## begin

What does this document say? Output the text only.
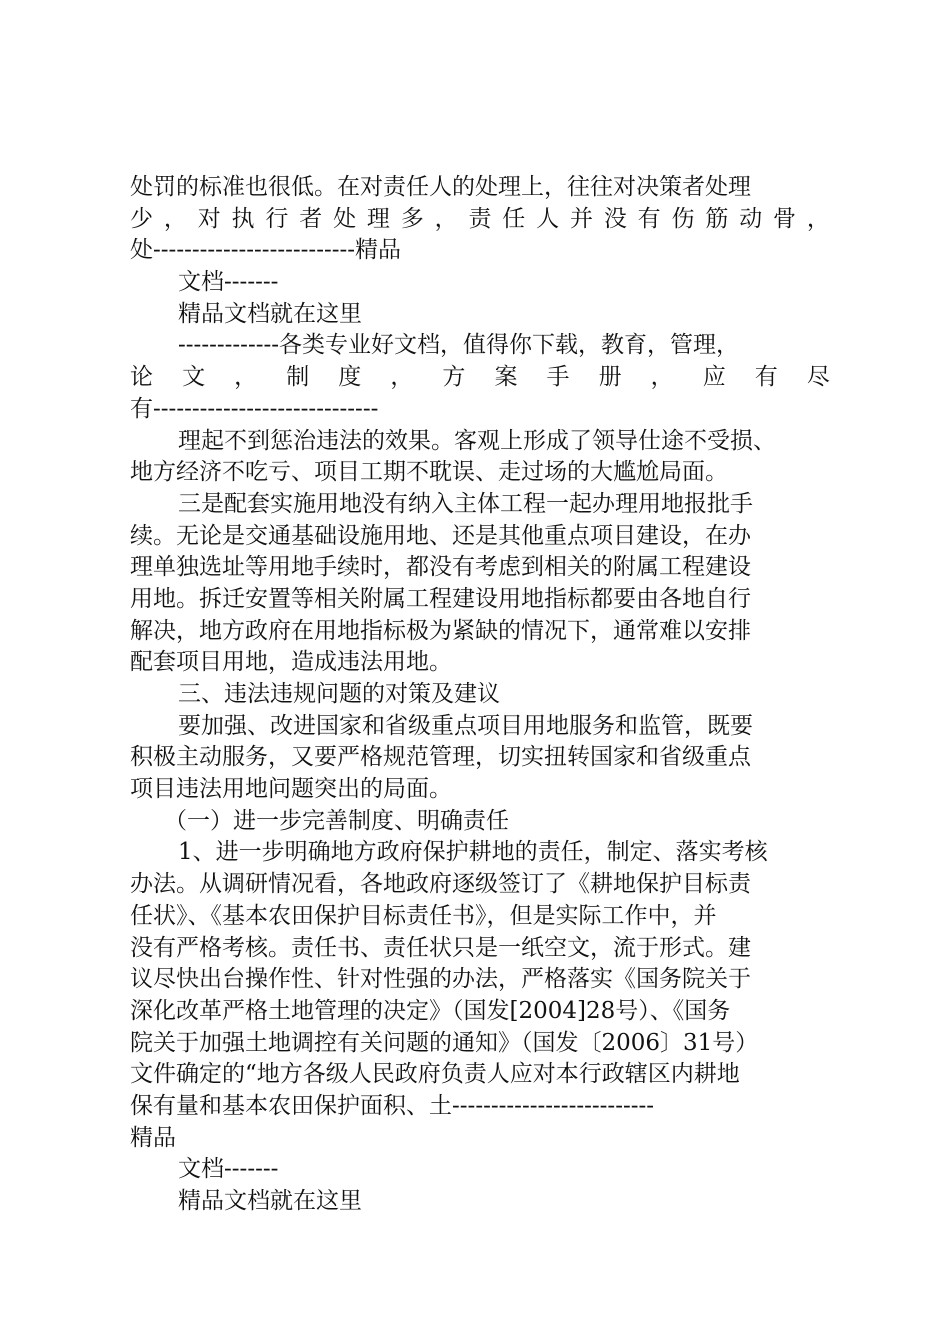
处罚的标准也很低。在对责任人的处理上，往往对决策者处理
少 ， 对 执 行 者 处 理 多 ， 责 任 人 并 没 有 伤 筋 动 骨 ，
处--------------------------精品
文档-------
精品文档就在这里
-------------各类专业好文档，值得你下载，教育，管理，
论 文 ， 制 度 ， 方 案 手 册 ， 应 有 尽
有-----------------------------
理起不到惩治违法的效果。客观上形成了领导仕途不受损、
地方经济不吃亏、项目工期不耽误、走过场的大尴尬局面。
三是配套实施用地没有纳入主体工程一起办理用地报批手
续。无论是交通基础设施用地、还是其他重点项目建设，在办
理单独选址等用地手续时，都没有考虑到相关的附属工程建设
用地。拆迁安置等相关附属工程建设用地指标都要由各地自行
解决，地方政府在用地指标极为紧缺的情况下，通常难以安排
配套项目用地，造成违法用地。
三、违法违规问题的对策及建议
要加强、改进国家和省级重点项目用地服务和监管，既要
积极主动服务，又要严格规范管理，切实扭转国家和省级重点
项目违法用地问题突出的局面。
（一）进一步完善制度、明确责任
1、进一步明确地方政府保护耕地的责任，制定、落实考核
办法。从调研情况看，各地政府逐级签订了《耕地保护目标责
任状》、《基本农田保护目标责任书》，但是实际工作中，并
没有严格考核。责任书、责任状只是一纸空文，流于形式。建
议尽快出台操作性、针对性强的办法，严格落实《国务院关于
深化改革严格土地管理的决定》（国发[2004]28号）、《国务
院关于加强土地调控有关问题的通知》（国发〔2006〕31号）
文件确定的“地方各级人民政府负责人应对本行政辖区内耕地
保有量和基本农田保护面积、土--------------------------
精品
文档-------
精品文档就在这里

## end

BRIEF = What is needed is an exact reproduction of the data, pictures excluded.

RESULT OF THIS TASK =
What does this document say? Output the text only.
处罚的标准也很低。在对责任人的处理上，往往对决策者处理
少 ， 对 执 行 者 处 理 多 ， 责 任 人 并 没 有 伤 筋 动 骨 ，
处--------------------------精品
文档-------
精品文档就在这里
-------------各类专业好文档，值得你下载，教育，管理，
论 文 ， 制 度 ， 方 案 手 册 ， 应 有 尽
有-----------------------------
理起不到惩治违法的效果。客观上形成了领导仕途不受损、
地方经济不吃亏、项目工期不耽误、走过场的大尴尬局面。
三是配套实施用地没有纳入主体工程一起办理用地报批手
续。无论是交通基础设施用地、还是其他重点项目建设，在办
理单独选址等用地手续时，都没有考虑到相关的附属工程建设
用地。拆迁安置等相关附属工程建设用地指标都要由各地自行
解决，地方政府在用地指标极为紧缺的情况下，通常难以安排
配套项目用地，造成违法用地。
三、违法违规问题的对策及建议
要加强、改进国家和省级重点项目用地服务和监管，既要
积极主动服务，又要严格规范管理，切实扭转国家和省级重点
项目违法用地问题突出的局面。
（一）进一步完善制度、明确责任
1、进一步明确地方政府保护耕地的责任，制定、落实考核
办法。从调研情况看，各地政府逐级签订了《耕地保护目标责
任状》、《基本农田保护目标责任书》，但是实际工作中，并
没有严格考核。责任书、责任状只是一纸空文，流于形式。建
议尽快出台操作性、针对性强的办法，严格落实《国务院关于
深化改革严格土地管理的决定》（国发[2004]28号）、《国务
院关于加强土地调控有关问题的通知》（国发〔2006〕31号）
文件确定的“地方各级人民政府负责人应对本行政辖区内耕地
保有量和基本农田保护面积、土--------------------------
精品
文档-------
精品文档就在这里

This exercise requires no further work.